**DIRECTION**
From the listing below, pull out all lines with "time" in them.

**RECORDS PROVIDED**
──────────

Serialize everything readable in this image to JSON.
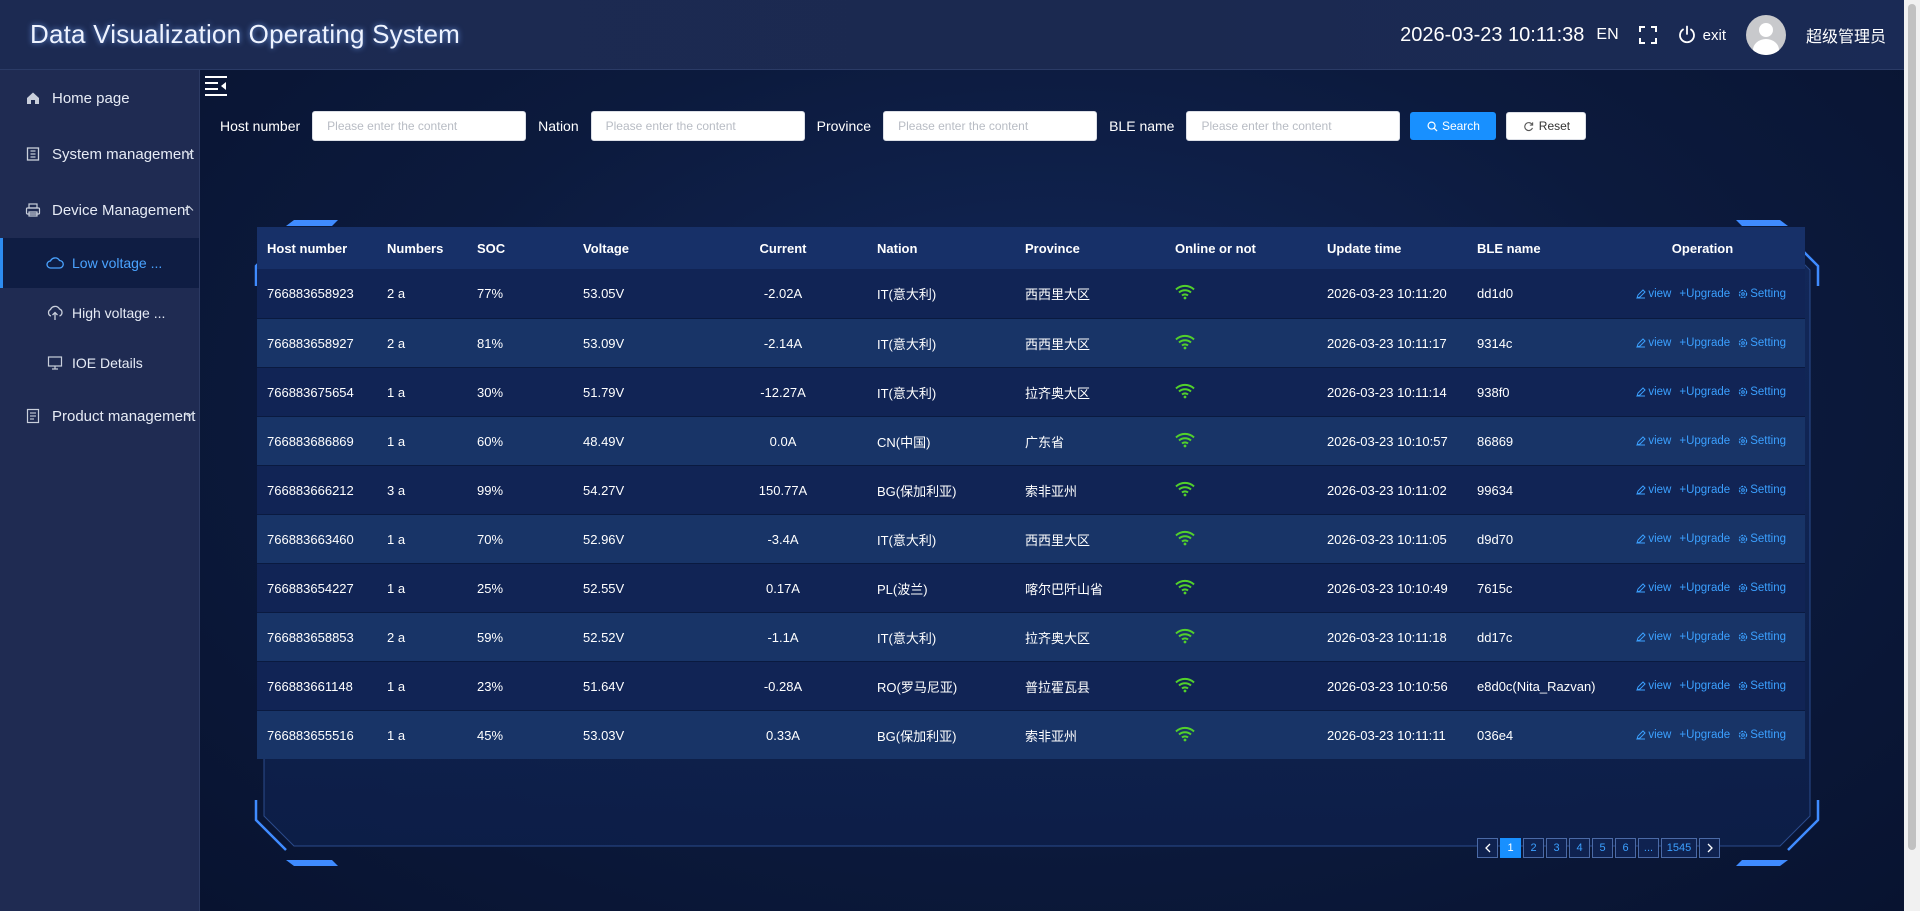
{
  "header": {
    "title": "Data Visualization Operating System",
    "clock": "2026-03-23 10:11:38",
    "language": "EN",
    "exit_label": "exit",
    "user_name": "超级管理员"
  },
  "sidebar": {
    "items": [
      {
        "label": "Home page",
        "icon": "home-icon"
      },
      {
        "label": "System management",
        "icon": "building-icon"
      },
      {
        "label": "Device Management",
        "icon": "printer-icon"
      },
      {
        "label": "Product management",
        "icon": "document-icon"
      }
    ],
    "device_sub": [
      {
        "label": "Low voltage ...",
        "icon": "cloud-icon",
        "active": true
      },
      {
        "label": "High voltage ...",
        "icon": "cloud-upload-icon",
        "active": false
      },
      {
        "label": "IOE Details",
        "icon": "monitor-icon",
        "active": false
      }
    ]
  },
  "search": {
    "host_label": "Host number",
    "nation_label": "Nation",
    "province_label": "Province",
    "ble_label": "BLE name",
    "placeholder": "Please enter the content",
    "search_button": "Search",
    "reset_button": "Reset"
  },
  "table": {
    "columns": [
      "Host number",
      "Numbers",
      "SOC",
      "Voltage",
      "Current",
      "Nation",
      "Province",
      "Online or not",
      "Update time",
      "BLE name",
      "Operation"
    ],
    "rows": [
      {
        "host": "766883658923",
        "numbers": "2 a",
        "soc": "77%",
        "voltage": "53.05V",
        "current": "-2.02A",
        "nation": "IT(意大利)",
        "province": "西西里大区",
        "time": "2026-03-23 10:11:20",
        "ble": "dd1d0"
      },
      {
        "host": "766883658927",
        "numbers": "2 a",
        "soc": "81%",
        "voltage": "53.09V",
        "current": "-2.14A",
        "nation": "IT(意大利)",
        "province": "西西里大区",
        "time": "2026-03-23 10:11:17",
        "ble": "9314c"
      },
      {
        "host": "766883675654",
        "numbers": "1 a",
        "soc": "30%",
        "voltage": "51.79V",
        "current": "-12.27A",
        "nation": "IT(意大利)",
        "province": "拉齐奥大区",
        "time": "2026-03-23 10:11:14",
        "ble": "938f0"
      },
      {
        "host": "766883686869",
        "numbers": "1 a",
        "soc": "60%",
        "voltage": "48.49V",
        "current": "0.0A",
        "nation": "CN(中国)",
        "province": "广东省",
        "time": "2026-03-23 10:10:57",
        "ble": "86869"
      },
      {
        "host": "766883666212",
        "numbers": "3 a",
        "soc": "99%",
        "voltage": "54.27V",
        "current": "150.77A",
        "nation": "BG(保加利亚)",
        "province": "索非亚州",
        "time": "2026-03-23 10:11:02",
        "ble": "99634"
      },
      {
        "host": "766883663460",
        "numbers": "1 a",
        "soc": "70%",
        "voltage": "52.96V",
        "current": "-3.4A",
        "nation": "IT(意大利)",
        "province": "西西里大区",
        "time": "2026-03-23 10:11:05",
        "ble": "d9d70"
      },
      {
        "host": "766883654227",
        "numbers": "1 a",
        "soc": "25%",
        "voltage": "52.55V",
        "current": "0.17A",
        "nation": "PL(波兰)",
        "province": "喀尔巴阡山省",
        "time": "2026-03-23 10:10:49",
        "ble": "7615c"
      },
      {
        "host": "766883658853",
        "numbers": "2 a",
        "soc": "59%",
        "voltage": "52.52V",
        "current": "-1.1A",
        "nation": "IT(意大利)",
        "province": "拉齐奥大区",
        "time": "2026-03-23 10:11:18",
        "ble": "dd17c"
      },
      {
        "host": "766883661148",
        "numbers": "1 a",
        "soc": "23%",
        "voltage": "51.64V",
        "current": "-0.28A",
        "nation": "RO(罗马尼亚)",
        "province": "普拉霍瓦县",
        "time": "2026-03-23 10:10:56",
        "ble": "e8d0c(Nita_Razvan)"
      },
      {
        "host": "766883655516",
        "numbers": "1 a",
        "soc": "45%",
        "voltage": "53.03V",
        "current": "0.33A",
        "nation": "BG(保加利亚)",
        "province": "索非亚州",
        "time": "2026-03-23 10:11:11",
        "ble": "036e4"
      }
    ],
    "op_view": "view",
    "op_upgrade": "Upgrade",
    "op_setting": "Setting"
  },
  "pagination": {
    "pages": [
      "1",
      "2",
      "3",
      "4",
      "5",
      "6",
      "...",
      "1545"
    ],
    "active": "1"
  },
  "colors": {
    "accent": "#1890ff",
    "link": "#3ba0ff",
    "online": "#52d12b",
    "sidebar_bg": "#1f2b52",
    "header_bg": "#1c2a52"
  }
}
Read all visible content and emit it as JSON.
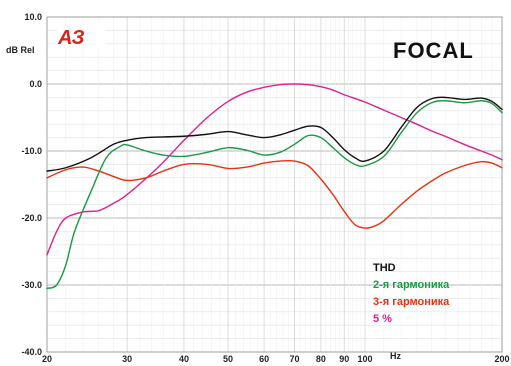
{
  "logo_text": "АЗ",
  "brand": "FOCAL",
  "chart_data": {
    "type": "line",
    "ylabel": "dB Rel",
    "xlabel": "Hz",
    "x_scale": "log",
    "xlim": [
      20,
      200
    ],
    "ylim": [
      -40,
      10
    ],
    "grid": true,
    "legend_position": "bottom-right",
    "x_ticks": [
      20,
      30,
      40,
      50,
      60,
      70,
      80,
      90,
      100,
      200
    ],
    "y_ticks": [
      {
        "value": 10,
        "label": "10.0"
      },
      {
        "value": 0,
        "label": "0.0"
      },
      {
        "value": -10,
        "label": "-10.0"
      },
      {
        "value": -20,
        "label": "-20.0"
      },
      {
        "value": -30,
        "label": "-30.0"
      },
      {
        "value": -40,
        "label": "-40.0"
      }
    ],
    "series": [
      {
        "name": "THD",
        "color": "#111111",
        "points": [
          [
            20,
            -13
          ],
          [
            22,
            -12.5
          ],
          [
            25,
            -11
          ],
          [
            28,
            -9
          ],
          [
            30,
            -8.4
          ],
          [
            33,
            -8
          ],
          [
            36,
            -7.9
          ],
          [
            40,
            -7.8
          ],
          [
            45,
            -7.5
          ],
          [
            50,
            -7.1
          ],
          [
            55,
            -7.6
          ],
          [
            60,
            -8
          ],
          [
            65,
            -7.6
          ],
          [
            70,
            -6.9
          ],
          [
            75,
            -6.3
          ],
          [
            80,
            -6.5
          ],
          [
            85,
            -8
          ],
          [
            90,
            -9.8
          ],
          [
            95,
            -11
          ],
          [
            100,
            -11.5
          ],
          [
            110,
            -10
          ],
          [
            120,
            -6.5
          ],
          [
            130,
            -3.5
          ],
          [
            140,
            -2.2
          ],
          [
            150,
            -2
          ],
          [
            165,
            -2.3
          ],
          [
            180,
            -2.1
          ],
          [
            190,
            -2.6
          ],
          [
            200,
            -3.8
          ]
        ]
      },
      {
        "name": "2-я гармоника",
        "color": "#1a9a45",
        "points": [
          [
            20,
            -30.5
          ],
          [
            21,
            -30
          ],
          [
            22,
            -27
          ],
          [
            23,
            -22
          ],
          [
            25,
            -16
          ],
          [
            27,
            -11
          ],
          [
            29,
            -9.3
          ],
          [
            30,
            -9.1
          ],
          [
            33,
            -10
          ],
          [
            36,
            -10.6
          ],
          [
            40,
            -10.8
          ],
          [
            45,
            -10.2
          ],
          [
            50,
            -9.5
          ],
          [
            55,
            -9.9
          ],
          [
            60,
            -10.6
          ],
          [
            65,
            -10.2
          ],
          [
            70,
            -9
          ],
          [
            75,
            -7.7
          ],
          [
            80,
            -8
          ],
          [
            85,
            -9.5
          ],
          [
            90,
            -11
          ],
          [
            95,
            -12
          ],
          [
            100,
            -12.2
          ],
          [
            110,
            -10.8
          ],
          [
            120,
            -7.3
          ],
          [
            130,
            -4.3
          ],
          [
            140,
            -2.8
          ],
          [
            150,
            -2.5
          ],
          [
            165,
            -2.8
          ],
          [
            180,
            -2.5
          ],
          [
            190,
            -2.9
          ],
          [
            200,
            -4.3
          ]
        ]
      },
      {
        "name": "3-я гармоника",
        "color": "#e53312",
        "points": [
          [
            20,
            -14
          ],
          [
            22,
            -12.8
          ],
          [
            24,
            -12.4
          ],
          [
            26,
            -13
          ],
          [
            28,
            -13.8
          ],
          [
            30,
            -14.4
          ],
          [
            33,
            -14
          ],
          [
            36,
            -13
          ],
          [
            40,
            -12
          ],
          [
            45,
            -12
          ],
          [
            50,
            -12.6
          ],
          [
            55,
            -12.4
          ],
          [
            60,
            -11.8
          ],
          [
            65,
            -11.5
          ],
          [
            70,
            -11.5
          ],
          [
            75,
            -12.2
          ],
          [
            80,
            -14.2
          ],
          [
            85,
            -16.5
          ],
          [
            90,
            -19
          ],
          [
            95,
            -21
          ],
          [
            100,
            -21.5
          ],
          [
            105,
            -21.2
          ],
          [
            110,
            -20.4
          ],
          [
            120,
            -18
          ],
          [
            130,
            -16
          ],
          [
            140,
            -14.5
          ],
          [
            150,
            -13.3
          ],
          [
            165,
            -12.2
          ],
          [
            180,
            -11.6
          ],
          [
            190,
            -11.8
          ],
          [
            200,
            -12.5
          ]
        ]
      },
      {
        "name": "5 %",
        "color": "#e0208f",
        "points": [
          [
            20,
            -25.5
          ],
          [
            21,
            -22
          ],
          [
            22,
            -20
          ],
          [
            24,
            -19.1
          ],
          [
            26,
            -18.9
          ],
          [
            28,
            -17.8
          ],
          [
            30,
            -16.5
          ],
          [
            35,
            -12.5
          ],
          [
            40,
            -8.4
          ],
          [
            45,
            -5
          ],
          [
            50,
            -2.6
          ],
          [
            55,
            -1.2
          ],
          [
            60,
            -0.5
          ],
          [
            65,
            -0.1
          ],
          [
            70,
            0
          ],
          [
            75,
            -0.1
          ],
          [
            80,
            -0.4
          ],
          [
            85,
            -0.9
          ],
          [
            90,
            -1.6
          ],
          [
            100,
            -2.7
          ],
          [
            110,
            -3.9
          ],
          [
            120,
            -5
          ],
          [
            130,
            -6
          ],
          [
            140,
            -7
          ],
          [
            150,
            -7.8
          ],
          [
            165,
            -9
          ],
          [
            180,
            -10
          ],
          [
            190,
            -10.6
          ],
          [
            200,
            -11.3
          ]
        ]
      }
    ]
  }
}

──────────

**WRITTEN RESPONSE**
      "Update time",
        "time": "2026-03-23 10:11:20",
        "time": "2026-03-23 10:11:17",
        "time": "2026-03-23 10:11:14",
        "time": "2026-03-23 10:10:57",
        "time": "2026-03-23 10:11:02",
        "time": "2026-03-23 10:11:05",
        "time": "2026-03-23 10:10:49",
        "time": "2026-03-23 10:11:18",
        "time": "2026-03-23 10:10:56",
        "time": "2026-03-23 10:11:11",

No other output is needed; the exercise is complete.